# [Set exercise]
All the data must come back unchanged, except that pictures are left out.

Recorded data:
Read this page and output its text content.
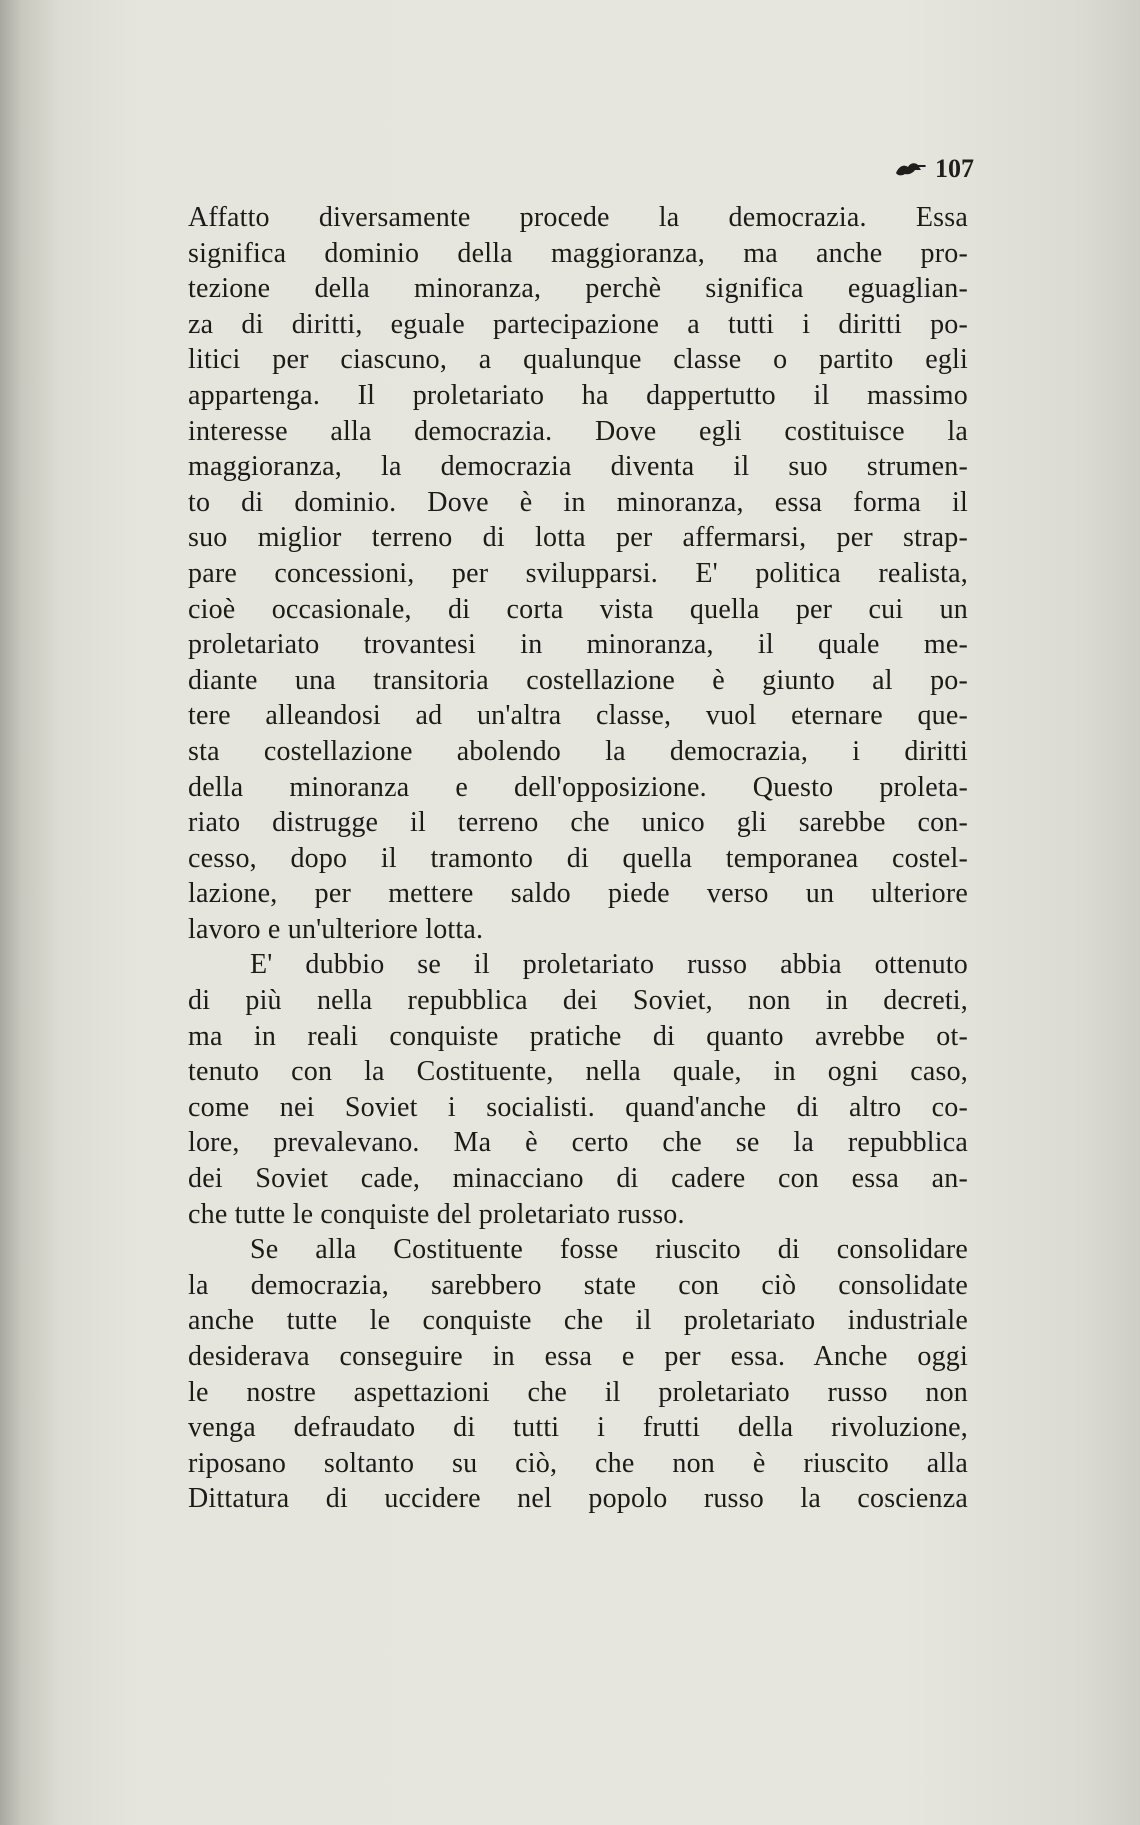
107
Affatto diversamente procede la democrazia. Essa
significa dominio della maggioranza, ma anche pro-
tezione della minoranza, perchè significa eguaglian-
za di diritti, eguale partecipazione a tutti i diritti po-
litici per ciascuno, a qualunque classe o partito egli
appartenga. Il proletariato ha dappertutto il massimo
interesse alla democrazia. Dove egli costituisce la
maggioranza, la democrazia diventa il suo strumen-
to di dominio. Dove è in minoranza, essa forma il
suo miglior terreno di lotta per affermarsi, per strap-
pare concessioni, per svilupparsi. E' politica realista,
cioè occasionale, di corta vista quella per cui un
proletariato trovantesi in minoranza, il quale me-
diante una transitoria costellazione è giunto al po-
tere alleandosi ad un'altra classe, vuol eternare que-
sta costellazione abolendo la democrazia, i diritti
della minoranza e dell'opposizione. Questo proleta-
riato distrugge il terreno che unico gli sarebbe con-
cesso, dopo il tramonto di quella temporanea costel-
lazione, per mettere saldo piede verso un ulteriore
lavoro e un'ulteriore lotta.
E' dubbio se il proletariato russo abbia ottenuto
di più nella repubblica dei Soviet, non in decreti,
ma in reali conquiste pratiche di quanto avrebbe ot-
tenuto con la Costituente, nella quale, in ogni caso,
come nei Soviet i socialisti. quand'anche di altro co-
lore, prevalevano. Ma è certo che se la repubblica
dei Soviet cade, minacciano di cadere con essa an-
che tutte le conquiste del proletariato russo.
Se alla Costituente fosse riuscito di consolidare
la democrazia, sarebbero state con ciò consolidate
anche tutte le conquiste che il proletariato industriale
desiderava conseguire in essa e per essa. Anche oggi
le nostre aspettazioni che il proletariato russo non
venga defraudato di tutti i frutti della rivoluzione,
riposano soltanto su ciò, che non è riuscito alla
Dittatura di uccidere nel popolo russo la coscienza
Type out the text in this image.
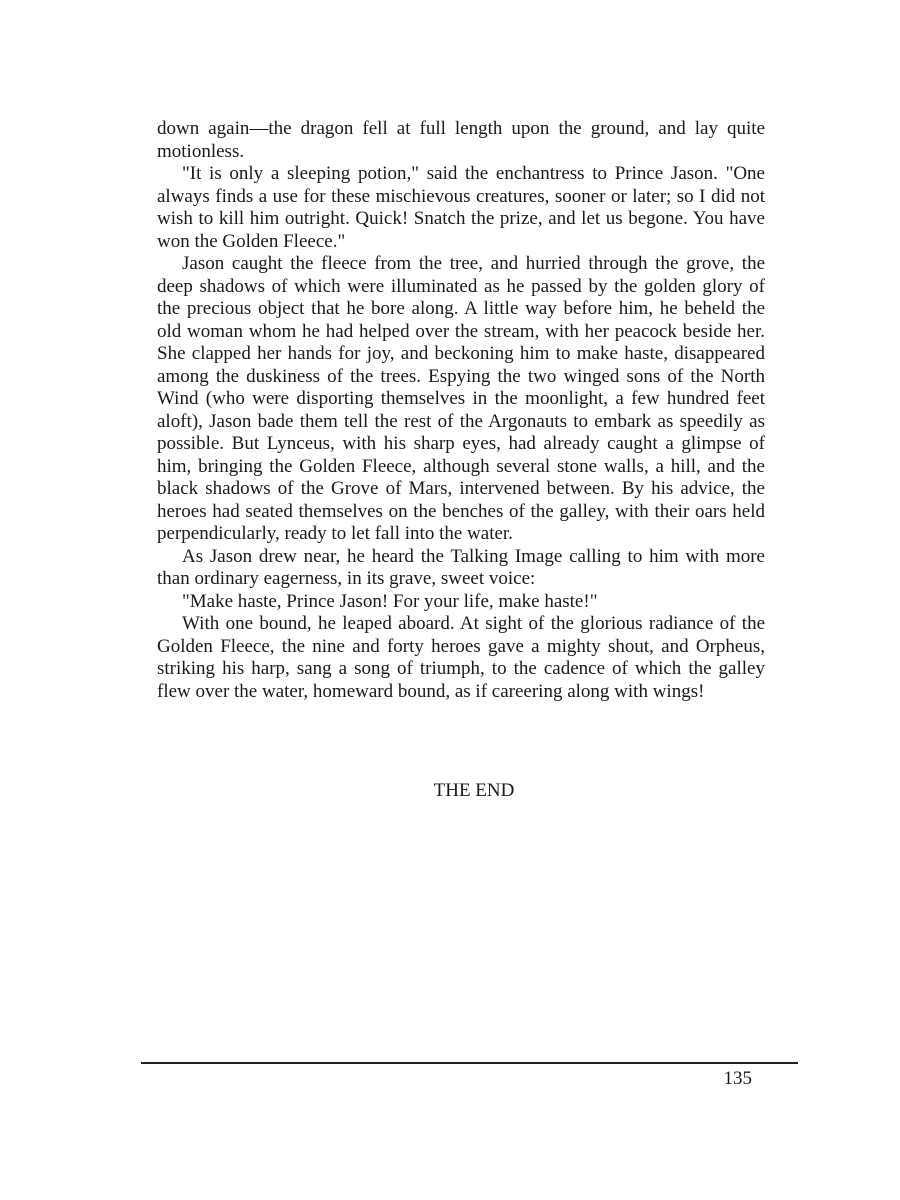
down again—the dragon fell at full length upon the ground, and lay quite motionless.

"It is only a sleeping potion," said the enchantress to Prince Jason. "One always finds a use for these mischievous creatures, sooner or later; so I did not wish to kill him outright. Quick! Snatch the prize, and let us begone. You have won the Golden Fleece."

Jason caught the fleece from the tree, and hurried through the grove, the deep shadows of which were illuminated as he passed by the golden glory of the precious object that he bore along. A little way before him, he beheld the old woman whom he had helped over the stream, with her peacock beside her. She clapped her hands for joy, and beckoning him to make haste, disappeared among the duskiness of the trees. Espying the two winged sons of the North Wind (who were disporting themselves in the moonlight, a few hundred feet aloft), Jason bade them tell the rest of the Argonauts to embark as speedily as possible. But Lynceus, with his sharp eyes, had already caught a glimpse of him, bringing the Golden Fleece, although several stone walls, a hill, and the black shadows of the Grove of Mars, intervened between. By his advice, the heroes had seated themselves on the benches of the galley, with their oars held perpendicularly, ready to let fall into the water.

As Jason drew near, he heard the Talking Image calling to him with more than ordinary eagerness, in its grave, sweet voice:

"Make haste, Prince Jason! For your life, make haste!"

With one bound, he leaped aboard. At sight of the glorious radiance of the Golden Fleece, the nine and forty heroes gave a mighty shout, and Orpheus, striking his harp, sang a song of triumph, to the cadence of which the galley flew over the water, homeward bound, as if careering along with wings!

THE END
135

# [The reply]
Read this page and output its text content.
107
Affatto diversamente procede la democrazia. Essa
significa dominio della maggioranza, ma anche pro-
tezione della minoranza, perchè significa eguaglian-
za di diritti, eguale partecipazione a tutti i diritti po-
litici per ciascuno, a qualunque classe o partito egli
appartenga. Il proletariato ha dappertutto il massimo
interesse alla democrazia. Dove egli costituisce la
maggioranza, la democrazia diventa il suo strumen-
to di dominio. Dove è in minoranza, essa forma il
suo miglior terreno di lotta per affermarsi, per strap-
pare concessioni, per svilupparsi. E' politica realista,
cioè occasionale, di corta vista quella per cui un
proletariato trovantesi in minoranza, il quale me-
diante una transitoria costellazione è giunto al po-
tere alleandosi ad un'altra classe, vuol eternare que-
sta costellazione abolendo la democrazia, i diritti
della minoranza e dell'opposizione. Questo proleta-
riato distrugge il terreno che unico gli sarebbe con-
cesso, dopo il tramonto di quella temporanea costel-
lazione, per mettere saldo piede verso un ulteriore
lavoro e un'ulteriore lotta.
E' dubbio se il proletariato russo abbia ottenuto
di più nella repubblica dei Soviet, non in decreti,
ma in reali conquiste pratiche di quanto avrebbe ot-
tenuto con la Costituente, nella quale, in ogni caso,
come nei Soviet i socialisti. quand'anche di altro co-
lore, prevalevano. Ma è certo che se la repubblica
dei Soviet cade, minacciano di cadere con essa an-
che tutte le conquiste del proletariato russo.
Se alla Costituente fosse riuscito di consolidare
la democrazia, sarebbero state con ciò consolidate
anche tutte le conquiste che il proletariato industriale
desiderava conseguire in essa e per essa. Anche oggi
le nostre aspettazioni che il proletariato russo non
venga defraudato di tutti i frutti della rivoluzione,
riposano soltanto su ciò, che non è riuscito alla
Dittatura di uccidere nel popolo russo la coscienza
Type out the text in this image.
down again—the dragon fell at full length upon the ground, and lay quite motionless.

"It is only a sleeping potion," said the enchantress to Prince Jason. "One always finds a use for these mischievous creatures, sooner or later; so I did not wish to kill him outright. Quick! Snatch the prize, and let us begone. You have won the Golden Fleece."

Jason caught the fleece from the tree, and hurried through the grove, the deep shadows of which were illuminated as he passed by the golden glory of the precious object that he bore along. A little way before him, he beheld the old woman whom he had helped over the stream, with her peacock beside her. She clapped her hands for joy, and beckoning him to make haste, disappeared among the duskiness of the trees. Espying the two winged sons of the North Wind (who were disporting themselves in the moonlight, a few hundred feet aloft), Jason bade them tell the rest of the Argonauts to embark as speedily as possible. But Lynceus, with his sharp eyes, had already caught a glimpse of him, bringing the Golden Fleece, although several stone walls, a hill, and the black shadows of the Grove of Mars, intervened between. By his advice, the heroes had seated themselves on the benches of the galley, with their oars held perpendicularly, ready to let fall into the water.

As Jason drew near, he heard the Talking Image calling to him with more than ordinary eagerness, in its grave, sweet voice:

"Make haste, Prince Jason! For your life, make haste!"

With one bound, he leaped aboard. At sight of the glorious radiance of the Golden Fleece, the nine and forty heroes gave a mighty shout, and Orpheus, striking his harp, sang a song of triumph, to the cadence of which the galley flew over the water, homeward bound, as if careering along with wings!

THE END
135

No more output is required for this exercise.